__JOB__. Work out how many lines hold the string "срок". The answer is a single number, nothing more.

__DATASET RECORDS__.
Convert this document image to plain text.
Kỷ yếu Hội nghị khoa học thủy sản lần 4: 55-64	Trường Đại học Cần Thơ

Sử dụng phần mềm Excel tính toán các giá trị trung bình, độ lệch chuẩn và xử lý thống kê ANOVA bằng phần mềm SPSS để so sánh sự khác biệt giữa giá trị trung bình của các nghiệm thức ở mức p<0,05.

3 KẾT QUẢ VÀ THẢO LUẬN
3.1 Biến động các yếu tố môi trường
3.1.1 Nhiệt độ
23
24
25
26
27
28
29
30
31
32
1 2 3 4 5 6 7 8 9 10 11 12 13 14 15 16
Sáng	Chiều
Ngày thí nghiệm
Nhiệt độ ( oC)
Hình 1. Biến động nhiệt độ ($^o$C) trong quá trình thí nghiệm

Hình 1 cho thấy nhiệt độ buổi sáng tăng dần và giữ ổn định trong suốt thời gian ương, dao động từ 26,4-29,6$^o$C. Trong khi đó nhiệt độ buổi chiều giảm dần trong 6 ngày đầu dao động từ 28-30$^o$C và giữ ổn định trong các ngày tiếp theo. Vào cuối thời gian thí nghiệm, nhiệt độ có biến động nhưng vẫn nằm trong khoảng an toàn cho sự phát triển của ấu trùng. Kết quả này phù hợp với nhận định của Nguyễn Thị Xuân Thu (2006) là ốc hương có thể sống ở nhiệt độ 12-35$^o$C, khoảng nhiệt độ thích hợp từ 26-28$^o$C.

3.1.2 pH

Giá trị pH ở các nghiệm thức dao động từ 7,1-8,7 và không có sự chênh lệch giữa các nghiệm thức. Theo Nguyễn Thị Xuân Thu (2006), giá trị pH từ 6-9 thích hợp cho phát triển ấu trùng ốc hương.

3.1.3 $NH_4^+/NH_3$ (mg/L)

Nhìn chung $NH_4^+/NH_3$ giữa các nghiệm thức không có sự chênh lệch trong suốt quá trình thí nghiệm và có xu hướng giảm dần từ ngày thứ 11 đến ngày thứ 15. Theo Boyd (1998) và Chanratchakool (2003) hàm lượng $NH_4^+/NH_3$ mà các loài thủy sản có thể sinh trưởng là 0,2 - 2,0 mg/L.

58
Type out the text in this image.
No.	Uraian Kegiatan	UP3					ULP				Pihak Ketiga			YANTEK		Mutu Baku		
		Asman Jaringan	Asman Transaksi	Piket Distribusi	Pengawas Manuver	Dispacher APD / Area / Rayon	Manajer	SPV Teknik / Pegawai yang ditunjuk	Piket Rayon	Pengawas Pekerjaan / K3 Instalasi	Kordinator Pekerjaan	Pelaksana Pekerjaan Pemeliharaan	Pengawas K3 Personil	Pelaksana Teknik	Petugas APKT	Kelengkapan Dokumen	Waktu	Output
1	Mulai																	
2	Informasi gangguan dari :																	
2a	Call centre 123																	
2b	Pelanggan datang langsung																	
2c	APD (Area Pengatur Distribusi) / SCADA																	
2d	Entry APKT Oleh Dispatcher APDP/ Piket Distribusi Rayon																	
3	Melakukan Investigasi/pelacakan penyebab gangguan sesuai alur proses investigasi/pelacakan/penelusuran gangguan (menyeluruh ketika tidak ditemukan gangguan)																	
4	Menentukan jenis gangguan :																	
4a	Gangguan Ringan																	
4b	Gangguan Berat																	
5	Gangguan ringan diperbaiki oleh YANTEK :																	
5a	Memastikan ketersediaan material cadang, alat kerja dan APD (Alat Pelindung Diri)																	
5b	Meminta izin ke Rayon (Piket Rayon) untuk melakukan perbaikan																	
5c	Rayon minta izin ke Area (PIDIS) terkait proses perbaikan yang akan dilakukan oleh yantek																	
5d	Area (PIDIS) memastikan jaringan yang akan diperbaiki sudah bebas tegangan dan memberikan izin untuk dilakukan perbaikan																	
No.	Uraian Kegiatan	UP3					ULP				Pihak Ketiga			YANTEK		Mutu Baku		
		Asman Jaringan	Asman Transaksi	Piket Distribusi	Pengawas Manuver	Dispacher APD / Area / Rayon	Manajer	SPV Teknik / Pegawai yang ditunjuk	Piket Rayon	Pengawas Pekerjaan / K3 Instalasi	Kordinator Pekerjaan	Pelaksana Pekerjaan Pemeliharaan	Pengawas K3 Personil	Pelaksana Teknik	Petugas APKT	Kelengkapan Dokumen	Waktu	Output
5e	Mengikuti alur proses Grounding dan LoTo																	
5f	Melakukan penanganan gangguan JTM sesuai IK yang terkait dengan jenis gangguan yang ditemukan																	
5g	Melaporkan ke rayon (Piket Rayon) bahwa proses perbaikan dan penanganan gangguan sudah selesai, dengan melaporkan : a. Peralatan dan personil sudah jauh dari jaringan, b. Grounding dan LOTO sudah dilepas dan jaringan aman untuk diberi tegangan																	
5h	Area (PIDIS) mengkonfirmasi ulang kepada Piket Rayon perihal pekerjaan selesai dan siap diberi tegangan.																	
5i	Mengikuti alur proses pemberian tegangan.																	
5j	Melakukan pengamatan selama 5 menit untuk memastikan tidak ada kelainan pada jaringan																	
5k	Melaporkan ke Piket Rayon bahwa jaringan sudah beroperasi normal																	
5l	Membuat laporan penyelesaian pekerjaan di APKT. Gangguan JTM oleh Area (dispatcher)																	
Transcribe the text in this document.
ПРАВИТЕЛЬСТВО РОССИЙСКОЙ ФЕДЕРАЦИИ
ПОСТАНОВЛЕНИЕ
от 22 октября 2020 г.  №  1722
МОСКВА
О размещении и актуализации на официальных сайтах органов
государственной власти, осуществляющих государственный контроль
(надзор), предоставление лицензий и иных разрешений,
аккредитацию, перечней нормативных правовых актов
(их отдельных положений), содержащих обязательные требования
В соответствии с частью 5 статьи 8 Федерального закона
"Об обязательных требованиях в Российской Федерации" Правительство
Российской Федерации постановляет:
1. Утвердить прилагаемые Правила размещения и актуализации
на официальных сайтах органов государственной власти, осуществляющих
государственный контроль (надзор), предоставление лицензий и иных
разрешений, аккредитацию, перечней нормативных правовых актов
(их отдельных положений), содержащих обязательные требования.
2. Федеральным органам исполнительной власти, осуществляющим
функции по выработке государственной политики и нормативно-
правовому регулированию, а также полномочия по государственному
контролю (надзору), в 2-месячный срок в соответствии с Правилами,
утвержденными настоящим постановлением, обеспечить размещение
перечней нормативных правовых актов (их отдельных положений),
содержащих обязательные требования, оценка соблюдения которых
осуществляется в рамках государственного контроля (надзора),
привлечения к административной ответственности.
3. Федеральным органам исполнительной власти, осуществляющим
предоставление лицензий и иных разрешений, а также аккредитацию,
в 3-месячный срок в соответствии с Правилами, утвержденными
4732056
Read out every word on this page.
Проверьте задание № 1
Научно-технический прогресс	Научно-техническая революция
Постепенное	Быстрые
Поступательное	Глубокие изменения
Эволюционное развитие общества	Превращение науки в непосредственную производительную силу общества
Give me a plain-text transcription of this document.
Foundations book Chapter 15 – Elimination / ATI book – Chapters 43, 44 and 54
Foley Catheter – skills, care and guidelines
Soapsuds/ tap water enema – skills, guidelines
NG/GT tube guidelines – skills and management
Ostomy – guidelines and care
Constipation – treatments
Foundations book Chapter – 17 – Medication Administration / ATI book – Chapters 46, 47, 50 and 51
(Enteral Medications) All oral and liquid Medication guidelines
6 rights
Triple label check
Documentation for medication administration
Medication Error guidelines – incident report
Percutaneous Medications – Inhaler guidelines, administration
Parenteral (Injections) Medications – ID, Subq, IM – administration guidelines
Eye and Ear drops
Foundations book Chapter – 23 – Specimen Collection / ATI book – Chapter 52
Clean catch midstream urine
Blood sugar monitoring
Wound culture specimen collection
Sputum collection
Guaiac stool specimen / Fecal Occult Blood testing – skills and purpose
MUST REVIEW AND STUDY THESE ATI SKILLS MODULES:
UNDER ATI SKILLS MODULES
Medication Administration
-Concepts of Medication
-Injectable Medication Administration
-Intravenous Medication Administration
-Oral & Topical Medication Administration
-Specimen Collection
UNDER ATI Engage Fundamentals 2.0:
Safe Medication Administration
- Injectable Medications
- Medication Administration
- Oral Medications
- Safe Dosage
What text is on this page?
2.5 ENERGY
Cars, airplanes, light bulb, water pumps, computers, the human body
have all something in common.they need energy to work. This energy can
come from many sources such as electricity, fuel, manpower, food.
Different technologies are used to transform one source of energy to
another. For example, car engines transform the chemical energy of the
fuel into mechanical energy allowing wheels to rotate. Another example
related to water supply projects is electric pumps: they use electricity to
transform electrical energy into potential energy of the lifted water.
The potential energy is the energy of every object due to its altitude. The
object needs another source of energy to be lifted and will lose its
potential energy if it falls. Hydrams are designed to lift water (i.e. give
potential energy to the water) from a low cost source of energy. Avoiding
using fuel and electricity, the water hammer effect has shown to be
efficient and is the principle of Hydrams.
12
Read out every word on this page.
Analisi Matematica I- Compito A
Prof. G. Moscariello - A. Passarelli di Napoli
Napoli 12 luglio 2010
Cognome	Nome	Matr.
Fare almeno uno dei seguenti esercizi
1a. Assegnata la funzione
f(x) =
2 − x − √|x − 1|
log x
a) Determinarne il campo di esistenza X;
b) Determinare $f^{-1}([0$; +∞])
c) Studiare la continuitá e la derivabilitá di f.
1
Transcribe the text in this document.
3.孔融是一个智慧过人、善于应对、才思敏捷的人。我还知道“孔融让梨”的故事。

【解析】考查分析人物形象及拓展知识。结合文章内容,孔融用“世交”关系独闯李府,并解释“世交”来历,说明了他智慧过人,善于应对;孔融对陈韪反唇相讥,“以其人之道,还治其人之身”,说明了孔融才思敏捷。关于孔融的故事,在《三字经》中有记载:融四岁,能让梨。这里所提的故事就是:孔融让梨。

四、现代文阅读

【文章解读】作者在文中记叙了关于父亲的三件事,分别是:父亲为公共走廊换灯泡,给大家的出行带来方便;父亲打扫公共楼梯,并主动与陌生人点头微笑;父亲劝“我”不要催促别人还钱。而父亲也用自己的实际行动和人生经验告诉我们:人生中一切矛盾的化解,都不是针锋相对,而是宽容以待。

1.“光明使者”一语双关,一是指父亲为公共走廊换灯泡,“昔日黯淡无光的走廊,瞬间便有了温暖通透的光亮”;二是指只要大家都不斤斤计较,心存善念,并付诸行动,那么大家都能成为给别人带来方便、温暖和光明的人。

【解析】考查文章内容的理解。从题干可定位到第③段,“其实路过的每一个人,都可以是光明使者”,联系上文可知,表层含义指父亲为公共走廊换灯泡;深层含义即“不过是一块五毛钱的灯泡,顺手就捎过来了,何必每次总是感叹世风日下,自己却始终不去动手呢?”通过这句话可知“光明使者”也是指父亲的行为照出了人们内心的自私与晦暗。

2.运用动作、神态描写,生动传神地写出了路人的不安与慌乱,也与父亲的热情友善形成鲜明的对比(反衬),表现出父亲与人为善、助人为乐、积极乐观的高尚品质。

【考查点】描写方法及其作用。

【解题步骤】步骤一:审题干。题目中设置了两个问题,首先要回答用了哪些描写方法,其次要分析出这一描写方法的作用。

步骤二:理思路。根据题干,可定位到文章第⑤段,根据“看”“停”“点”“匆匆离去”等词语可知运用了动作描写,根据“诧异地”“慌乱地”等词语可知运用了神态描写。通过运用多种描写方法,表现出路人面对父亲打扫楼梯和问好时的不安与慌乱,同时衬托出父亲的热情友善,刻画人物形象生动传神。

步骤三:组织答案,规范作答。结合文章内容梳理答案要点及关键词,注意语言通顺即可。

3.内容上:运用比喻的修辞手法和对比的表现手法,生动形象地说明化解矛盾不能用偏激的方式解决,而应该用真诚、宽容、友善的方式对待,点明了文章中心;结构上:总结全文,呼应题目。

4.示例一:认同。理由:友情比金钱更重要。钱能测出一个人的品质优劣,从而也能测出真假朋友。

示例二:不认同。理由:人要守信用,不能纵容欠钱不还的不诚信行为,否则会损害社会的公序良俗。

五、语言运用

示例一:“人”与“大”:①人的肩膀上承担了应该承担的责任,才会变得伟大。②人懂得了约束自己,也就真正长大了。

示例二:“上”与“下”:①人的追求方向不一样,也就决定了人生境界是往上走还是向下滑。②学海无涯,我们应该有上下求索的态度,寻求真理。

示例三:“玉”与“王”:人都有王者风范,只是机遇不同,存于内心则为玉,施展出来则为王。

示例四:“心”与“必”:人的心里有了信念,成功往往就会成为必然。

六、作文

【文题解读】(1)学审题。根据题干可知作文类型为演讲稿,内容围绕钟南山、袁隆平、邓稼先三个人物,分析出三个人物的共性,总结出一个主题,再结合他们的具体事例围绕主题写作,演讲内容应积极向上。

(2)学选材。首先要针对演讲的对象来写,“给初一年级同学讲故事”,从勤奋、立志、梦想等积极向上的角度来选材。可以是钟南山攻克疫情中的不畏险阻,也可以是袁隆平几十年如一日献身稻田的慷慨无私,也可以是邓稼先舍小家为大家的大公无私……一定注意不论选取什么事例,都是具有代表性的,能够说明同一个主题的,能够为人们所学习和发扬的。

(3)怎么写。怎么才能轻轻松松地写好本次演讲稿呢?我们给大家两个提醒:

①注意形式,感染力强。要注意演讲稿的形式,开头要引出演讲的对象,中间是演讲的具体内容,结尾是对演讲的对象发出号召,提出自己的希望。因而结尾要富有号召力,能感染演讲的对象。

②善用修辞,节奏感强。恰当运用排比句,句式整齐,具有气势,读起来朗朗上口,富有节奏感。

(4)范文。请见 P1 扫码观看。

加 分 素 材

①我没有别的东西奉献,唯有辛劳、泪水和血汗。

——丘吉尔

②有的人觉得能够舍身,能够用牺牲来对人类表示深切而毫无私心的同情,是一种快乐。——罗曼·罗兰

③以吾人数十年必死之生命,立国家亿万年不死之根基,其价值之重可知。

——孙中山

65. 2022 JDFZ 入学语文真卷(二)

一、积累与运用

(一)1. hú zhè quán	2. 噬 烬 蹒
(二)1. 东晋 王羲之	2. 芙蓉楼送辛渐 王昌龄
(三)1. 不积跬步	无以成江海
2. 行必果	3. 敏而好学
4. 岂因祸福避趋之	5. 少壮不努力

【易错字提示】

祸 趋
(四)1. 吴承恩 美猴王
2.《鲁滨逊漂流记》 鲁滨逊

__WORKED SOLUTION__. 2